Direction. Check each line of the listing below for the word "screenshot" and say how many lines have it. Nothing else should be written.

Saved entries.
• • •
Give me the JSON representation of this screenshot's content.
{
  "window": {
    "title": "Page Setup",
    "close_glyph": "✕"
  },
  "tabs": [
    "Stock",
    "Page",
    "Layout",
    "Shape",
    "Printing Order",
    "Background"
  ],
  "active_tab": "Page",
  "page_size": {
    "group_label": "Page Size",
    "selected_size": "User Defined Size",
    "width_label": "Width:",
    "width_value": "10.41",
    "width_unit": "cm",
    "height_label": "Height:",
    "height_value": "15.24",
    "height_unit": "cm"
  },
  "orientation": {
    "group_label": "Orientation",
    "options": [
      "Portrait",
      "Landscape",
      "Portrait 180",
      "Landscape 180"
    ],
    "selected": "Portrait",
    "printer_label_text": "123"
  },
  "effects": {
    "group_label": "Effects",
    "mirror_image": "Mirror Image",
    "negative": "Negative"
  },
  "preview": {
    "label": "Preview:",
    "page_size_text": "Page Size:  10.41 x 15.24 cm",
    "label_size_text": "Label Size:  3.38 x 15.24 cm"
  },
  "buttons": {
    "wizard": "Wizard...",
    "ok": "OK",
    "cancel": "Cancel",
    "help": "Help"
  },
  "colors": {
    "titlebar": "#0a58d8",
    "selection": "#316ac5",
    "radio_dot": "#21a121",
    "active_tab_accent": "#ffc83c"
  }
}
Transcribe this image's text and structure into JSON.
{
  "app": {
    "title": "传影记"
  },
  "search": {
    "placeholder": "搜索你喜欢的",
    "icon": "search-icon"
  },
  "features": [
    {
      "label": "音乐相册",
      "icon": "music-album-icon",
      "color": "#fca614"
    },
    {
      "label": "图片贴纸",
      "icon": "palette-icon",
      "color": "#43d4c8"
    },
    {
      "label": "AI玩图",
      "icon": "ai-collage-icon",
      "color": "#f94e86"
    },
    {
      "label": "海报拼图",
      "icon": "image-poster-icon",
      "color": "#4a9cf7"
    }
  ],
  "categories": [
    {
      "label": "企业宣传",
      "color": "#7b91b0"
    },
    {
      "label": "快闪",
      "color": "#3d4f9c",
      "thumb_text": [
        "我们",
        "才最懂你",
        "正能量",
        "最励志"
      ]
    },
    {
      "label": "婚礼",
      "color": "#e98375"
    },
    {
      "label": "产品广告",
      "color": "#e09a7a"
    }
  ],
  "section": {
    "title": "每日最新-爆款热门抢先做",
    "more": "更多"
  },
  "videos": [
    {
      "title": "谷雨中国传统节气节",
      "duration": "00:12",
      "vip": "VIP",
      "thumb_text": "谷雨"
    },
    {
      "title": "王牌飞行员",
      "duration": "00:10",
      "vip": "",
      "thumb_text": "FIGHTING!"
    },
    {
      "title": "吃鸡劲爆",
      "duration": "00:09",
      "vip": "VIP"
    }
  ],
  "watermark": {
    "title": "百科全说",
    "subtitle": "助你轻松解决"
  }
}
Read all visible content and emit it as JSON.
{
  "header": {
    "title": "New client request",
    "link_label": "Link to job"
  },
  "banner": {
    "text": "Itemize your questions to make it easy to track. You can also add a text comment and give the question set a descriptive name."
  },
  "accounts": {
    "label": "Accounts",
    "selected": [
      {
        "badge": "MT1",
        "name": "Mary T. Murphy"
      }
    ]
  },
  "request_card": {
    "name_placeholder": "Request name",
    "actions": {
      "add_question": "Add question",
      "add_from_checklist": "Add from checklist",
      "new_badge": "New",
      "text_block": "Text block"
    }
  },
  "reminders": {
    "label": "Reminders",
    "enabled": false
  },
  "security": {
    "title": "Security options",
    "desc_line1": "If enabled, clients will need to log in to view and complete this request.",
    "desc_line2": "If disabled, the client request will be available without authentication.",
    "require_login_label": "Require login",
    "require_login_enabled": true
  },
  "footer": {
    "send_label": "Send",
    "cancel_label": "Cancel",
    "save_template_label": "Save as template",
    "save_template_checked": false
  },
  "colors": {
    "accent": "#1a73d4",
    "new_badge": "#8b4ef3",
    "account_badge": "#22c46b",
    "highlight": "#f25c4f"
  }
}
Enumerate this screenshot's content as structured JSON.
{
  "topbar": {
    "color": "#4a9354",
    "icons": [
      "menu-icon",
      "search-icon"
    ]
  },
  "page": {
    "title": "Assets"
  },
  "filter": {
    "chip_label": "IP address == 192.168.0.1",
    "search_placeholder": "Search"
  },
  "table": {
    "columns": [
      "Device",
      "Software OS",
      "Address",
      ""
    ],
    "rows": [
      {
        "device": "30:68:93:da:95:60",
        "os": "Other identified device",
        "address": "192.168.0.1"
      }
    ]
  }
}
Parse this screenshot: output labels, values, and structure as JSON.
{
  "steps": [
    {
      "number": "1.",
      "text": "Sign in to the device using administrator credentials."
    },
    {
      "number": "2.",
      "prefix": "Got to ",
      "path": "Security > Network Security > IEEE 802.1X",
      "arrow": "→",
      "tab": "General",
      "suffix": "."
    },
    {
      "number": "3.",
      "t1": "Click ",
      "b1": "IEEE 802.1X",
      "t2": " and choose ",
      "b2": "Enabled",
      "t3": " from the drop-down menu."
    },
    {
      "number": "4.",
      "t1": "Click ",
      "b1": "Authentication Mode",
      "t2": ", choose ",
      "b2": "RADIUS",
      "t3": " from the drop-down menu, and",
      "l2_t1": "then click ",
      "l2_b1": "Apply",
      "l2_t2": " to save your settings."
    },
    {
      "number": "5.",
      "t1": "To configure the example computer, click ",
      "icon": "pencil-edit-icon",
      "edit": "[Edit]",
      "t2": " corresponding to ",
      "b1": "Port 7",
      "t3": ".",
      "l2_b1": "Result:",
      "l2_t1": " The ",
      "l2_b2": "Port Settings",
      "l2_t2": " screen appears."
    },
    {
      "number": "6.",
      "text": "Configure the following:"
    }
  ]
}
• • •
Solution for this problem. 3